**WHAT YOU NEED TO DO**.
Track down the lines that contain "tiếp" and copy them.

**RECORDS SUPPLIED**.
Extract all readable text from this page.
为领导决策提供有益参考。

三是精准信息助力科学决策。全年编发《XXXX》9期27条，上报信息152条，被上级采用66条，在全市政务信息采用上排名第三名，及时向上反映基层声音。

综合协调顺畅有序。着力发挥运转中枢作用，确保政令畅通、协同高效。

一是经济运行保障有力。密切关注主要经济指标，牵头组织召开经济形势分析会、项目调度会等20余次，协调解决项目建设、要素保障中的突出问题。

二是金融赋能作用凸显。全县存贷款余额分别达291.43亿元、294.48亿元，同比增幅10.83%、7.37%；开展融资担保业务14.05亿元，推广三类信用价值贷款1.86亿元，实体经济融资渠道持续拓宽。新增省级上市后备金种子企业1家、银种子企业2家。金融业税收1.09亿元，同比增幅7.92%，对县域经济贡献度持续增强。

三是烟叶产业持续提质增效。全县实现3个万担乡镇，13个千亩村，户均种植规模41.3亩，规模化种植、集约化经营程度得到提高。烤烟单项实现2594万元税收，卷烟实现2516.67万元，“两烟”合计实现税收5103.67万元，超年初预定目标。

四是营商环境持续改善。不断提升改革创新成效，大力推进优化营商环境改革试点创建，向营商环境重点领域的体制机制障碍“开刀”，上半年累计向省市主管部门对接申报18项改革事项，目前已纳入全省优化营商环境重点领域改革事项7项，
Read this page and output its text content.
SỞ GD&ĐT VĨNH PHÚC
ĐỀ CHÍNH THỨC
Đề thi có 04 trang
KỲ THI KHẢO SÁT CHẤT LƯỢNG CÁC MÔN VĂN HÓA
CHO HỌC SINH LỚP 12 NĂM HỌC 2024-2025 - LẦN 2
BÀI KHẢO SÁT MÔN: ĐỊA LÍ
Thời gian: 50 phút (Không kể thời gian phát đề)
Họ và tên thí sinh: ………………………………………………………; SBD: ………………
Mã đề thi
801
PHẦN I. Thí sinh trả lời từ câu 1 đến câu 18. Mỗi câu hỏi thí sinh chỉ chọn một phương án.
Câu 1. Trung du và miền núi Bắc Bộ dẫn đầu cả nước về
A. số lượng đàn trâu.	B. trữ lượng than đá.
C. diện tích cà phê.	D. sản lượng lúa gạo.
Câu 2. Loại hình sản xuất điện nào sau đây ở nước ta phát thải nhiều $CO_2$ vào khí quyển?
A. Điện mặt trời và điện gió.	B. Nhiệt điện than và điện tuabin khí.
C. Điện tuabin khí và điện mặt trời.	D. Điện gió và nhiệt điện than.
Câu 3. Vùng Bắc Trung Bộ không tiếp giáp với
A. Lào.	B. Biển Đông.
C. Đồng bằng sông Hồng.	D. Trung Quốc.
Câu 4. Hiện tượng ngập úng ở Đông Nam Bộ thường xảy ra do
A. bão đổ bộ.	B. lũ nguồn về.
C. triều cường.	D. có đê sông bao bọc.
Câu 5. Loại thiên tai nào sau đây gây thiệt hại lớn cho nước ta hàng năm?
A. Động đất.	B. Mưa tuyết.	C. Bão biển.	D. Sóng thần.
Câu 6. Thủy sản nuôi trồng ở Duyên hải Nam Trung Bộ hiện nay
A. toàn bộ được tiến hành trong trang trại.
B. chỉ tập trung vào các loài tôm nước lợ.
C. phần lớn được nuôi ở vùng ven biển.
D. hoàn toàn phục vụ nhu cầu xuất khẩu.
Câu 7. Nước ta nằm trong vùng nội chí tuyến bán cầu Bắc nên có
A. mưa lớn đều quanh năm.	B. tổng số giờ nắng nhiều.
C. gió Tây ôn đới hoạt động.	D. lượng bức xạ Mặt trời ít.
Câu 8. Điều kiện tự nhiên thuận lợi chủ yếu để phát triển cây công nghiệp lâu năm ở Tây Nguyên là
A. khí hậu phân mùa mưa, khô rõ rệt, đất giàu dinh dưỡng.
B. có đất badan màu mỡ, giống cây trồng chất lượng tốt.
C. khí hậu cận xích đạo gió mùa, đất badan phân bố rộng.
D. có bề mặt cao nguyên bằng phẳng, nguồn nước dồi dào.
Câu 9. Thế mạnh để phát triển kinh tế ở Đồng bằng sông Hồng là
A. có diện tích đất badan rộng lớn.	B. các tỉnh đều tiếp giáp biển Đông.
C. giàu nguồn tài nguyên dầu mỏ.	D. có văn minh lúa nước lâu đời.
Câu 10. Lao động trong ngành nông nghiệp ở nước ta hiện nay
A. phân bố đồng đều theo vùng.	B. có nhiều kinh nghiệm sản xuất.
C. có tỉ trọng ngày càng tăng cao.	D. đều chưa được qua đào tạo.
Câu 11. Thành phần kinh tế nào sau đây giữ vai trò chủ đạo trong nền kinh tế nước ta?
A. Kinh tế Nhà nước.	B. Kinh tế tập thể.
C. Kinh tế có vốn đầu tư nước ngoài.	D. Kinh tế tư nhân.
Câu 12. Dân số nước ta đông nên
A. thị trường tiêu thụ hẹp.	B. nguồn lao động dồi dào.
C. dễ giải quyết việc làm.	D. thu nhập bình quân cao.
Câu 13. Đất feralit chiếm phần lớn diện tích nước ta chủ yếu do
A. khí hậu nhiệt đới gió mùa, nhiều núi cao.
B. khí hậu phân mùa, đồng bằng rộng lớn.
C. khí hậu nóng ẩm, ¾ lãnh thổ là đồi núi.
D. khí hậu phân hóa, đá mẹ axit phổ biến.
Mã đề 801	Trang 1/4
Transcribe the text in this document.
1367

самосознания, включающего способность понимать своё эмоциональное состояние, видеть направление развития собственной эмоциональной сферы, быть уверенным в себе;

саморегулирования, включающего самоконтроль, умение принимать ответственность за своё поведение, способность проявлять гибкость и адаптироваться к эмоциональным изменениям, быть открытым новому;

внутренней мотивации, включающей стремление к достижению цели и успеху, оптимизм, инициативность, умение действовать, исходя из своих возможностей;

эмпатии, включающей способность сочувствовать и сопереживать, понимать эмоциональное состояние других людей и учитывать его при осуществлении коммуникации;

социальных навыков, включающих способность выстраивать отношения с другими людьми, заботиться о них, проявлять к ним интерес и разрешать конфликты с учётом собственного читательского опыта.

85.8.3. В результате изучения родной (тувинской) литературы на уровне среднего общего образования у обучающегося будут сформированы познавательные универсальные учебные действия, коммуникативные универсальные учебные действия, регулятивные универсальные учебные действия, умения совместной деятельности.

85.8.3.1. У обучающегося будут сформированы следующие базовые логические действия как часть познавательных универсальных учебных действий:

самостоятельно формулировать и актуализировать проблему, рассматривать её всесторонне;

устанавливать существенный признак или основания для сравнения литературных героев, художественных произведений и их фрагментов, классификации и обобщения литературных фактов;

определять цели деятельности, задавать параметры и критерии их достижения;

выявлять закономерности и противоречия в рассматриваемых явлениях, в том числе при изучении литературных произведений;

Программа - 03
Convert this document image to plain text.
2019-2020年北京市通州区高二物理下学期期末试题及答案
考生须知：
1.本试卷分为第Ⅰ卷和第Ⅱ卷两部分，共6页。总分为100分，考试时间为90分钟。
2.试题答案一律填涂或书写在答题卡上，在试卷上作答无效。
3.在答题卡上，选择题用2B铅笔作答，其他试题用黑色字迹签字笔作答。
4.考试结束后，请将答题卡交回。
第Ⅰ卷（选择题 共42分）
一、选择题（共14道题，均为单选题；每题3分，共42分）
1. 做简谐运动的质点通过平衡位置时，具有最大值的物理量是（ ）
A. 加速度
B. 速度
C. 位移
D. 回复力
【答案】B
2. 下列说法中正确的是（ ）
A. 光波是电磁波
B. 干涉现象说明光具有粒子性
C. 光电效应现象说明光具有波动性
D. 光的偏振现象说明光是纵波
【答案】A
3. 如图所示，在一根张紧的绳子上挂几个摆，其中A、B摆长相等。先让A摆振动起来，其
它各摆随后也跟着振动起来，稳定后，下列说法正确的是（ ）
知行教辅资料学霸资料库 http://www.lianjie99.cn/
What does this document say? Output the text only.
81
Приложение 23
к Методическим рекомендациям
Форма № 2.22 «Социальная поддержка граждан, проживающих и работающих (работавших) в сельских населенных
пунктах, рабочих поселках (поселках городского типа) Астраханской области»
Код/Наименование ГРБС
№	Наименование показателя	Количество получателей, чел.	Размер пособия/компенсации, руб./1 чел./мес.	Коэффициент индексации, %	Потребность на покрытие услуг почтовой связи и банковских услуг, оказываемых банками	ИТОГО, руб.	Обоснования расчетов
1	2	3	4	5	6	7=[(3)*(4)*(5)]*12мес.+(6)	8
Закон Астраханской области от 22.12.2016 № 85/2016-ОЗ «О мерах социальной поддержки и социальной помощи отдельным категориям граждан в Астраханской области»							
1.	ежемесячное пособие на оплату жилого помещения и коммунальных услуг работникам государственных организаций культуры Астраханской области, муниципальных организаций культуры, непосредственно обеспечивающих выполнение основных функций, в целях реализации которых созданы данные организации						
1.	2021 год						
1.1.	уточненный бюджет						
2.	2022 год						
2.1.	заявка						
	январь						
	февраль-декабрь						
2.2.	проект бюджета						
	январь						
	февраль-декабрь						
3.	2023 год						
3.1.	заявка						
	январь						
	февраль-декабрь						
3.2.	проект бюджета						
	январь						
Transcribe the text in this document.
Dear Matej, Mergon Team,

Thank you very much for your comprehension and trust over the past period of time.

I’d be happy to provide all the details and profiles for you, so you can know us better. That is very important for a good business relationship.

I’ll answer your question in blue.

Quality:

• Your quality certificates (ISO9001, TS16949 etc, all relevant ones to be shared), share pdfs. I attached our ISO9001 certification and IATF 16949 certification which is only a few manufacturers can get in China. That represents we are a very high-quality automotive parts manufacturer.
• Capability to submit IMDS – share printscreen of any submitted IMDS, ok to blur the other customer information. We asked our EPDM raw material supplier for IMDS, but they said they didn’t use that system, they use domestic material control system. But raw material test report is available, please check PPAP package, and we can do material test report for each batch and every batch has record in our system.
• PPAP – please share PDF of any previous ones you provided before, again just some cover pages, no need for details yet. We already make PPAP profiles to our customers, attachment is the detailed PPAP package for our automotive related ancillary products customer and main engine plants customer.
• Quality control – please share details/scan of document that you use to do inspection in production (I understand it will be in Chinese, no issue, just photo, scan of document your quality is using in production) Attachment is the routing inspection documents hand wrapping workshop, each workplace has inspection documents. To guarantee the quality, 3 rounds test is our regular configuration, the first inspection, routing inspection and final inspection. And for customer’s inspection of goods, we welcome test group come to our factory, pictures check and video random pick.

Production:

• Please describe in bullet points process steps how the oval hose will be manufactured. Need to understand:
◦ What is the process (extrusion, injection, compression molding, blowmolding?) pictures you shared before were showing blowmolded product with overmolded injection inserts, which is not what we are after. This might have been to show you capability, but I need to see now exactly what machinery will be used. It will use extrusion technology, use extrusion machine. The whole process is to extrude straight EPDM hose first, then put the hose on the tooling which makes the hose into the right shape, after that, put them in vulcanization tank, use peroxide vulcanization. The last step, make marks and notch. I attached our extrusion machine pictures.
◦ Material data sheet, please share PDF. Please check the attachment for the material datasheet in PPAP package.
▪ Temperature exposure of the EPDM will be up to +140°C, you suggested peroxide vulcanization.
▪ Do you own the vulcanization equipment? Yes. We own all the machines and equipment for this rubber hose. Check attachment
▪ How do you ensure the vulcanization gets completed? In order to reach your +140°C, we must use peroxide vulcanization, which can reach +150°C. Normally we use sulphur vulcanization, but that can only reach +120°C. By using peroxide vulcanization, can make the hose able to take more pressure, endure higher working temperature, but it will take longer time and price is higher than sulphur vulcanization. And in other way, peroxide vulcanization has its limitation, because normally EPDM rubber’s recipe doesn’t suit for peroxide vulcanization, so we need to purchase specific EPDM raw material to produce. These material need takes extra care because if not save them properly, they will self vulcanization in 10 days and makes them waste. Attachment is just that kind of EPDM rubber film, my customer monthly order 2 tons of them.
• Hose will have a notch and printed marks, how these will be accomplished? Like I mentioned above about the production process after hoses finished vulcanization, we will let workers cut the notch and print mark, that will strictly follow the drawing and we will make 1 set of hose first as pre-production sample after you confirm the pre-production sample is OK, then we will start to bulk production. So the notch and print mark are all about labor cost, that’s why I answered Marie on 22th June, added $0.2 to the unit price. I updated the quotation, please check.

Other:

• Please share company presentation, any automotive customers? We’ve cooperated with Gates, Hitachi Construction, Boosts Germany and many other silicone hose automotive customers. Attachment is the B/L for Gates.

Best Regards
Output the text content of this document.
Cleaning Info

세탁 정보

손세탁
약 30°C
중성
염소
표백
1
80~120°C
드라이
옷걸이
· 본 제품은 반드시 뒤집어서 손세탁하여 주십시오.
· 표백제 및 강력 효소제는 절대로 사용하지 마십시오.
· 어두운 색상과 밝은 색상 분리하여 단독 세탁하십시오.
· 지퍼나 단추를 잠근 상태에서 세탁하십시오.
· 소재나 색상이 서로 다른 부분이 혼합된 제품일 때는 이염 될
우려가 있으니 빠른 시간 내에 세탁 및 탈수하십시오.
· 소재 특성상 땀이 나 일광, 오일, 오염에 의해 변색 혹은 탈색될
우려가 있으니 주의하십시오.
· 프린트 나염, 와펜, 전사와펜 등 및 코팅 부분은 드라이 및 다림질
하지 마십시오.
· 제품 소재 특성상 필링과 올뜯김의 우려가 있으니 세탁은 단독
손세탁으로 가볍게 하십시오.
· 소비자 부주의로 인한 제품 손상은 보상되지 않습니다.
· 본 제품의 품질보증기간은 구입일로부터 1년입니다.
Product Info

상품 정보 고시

**SOLUTION**.
Câu 3. Vùng Bắc Trung Bộ không tiếp giáp với
A. có diện tích đất badan rộng lớn.	B. các tỉnh đều tiếp giáp biển Đông.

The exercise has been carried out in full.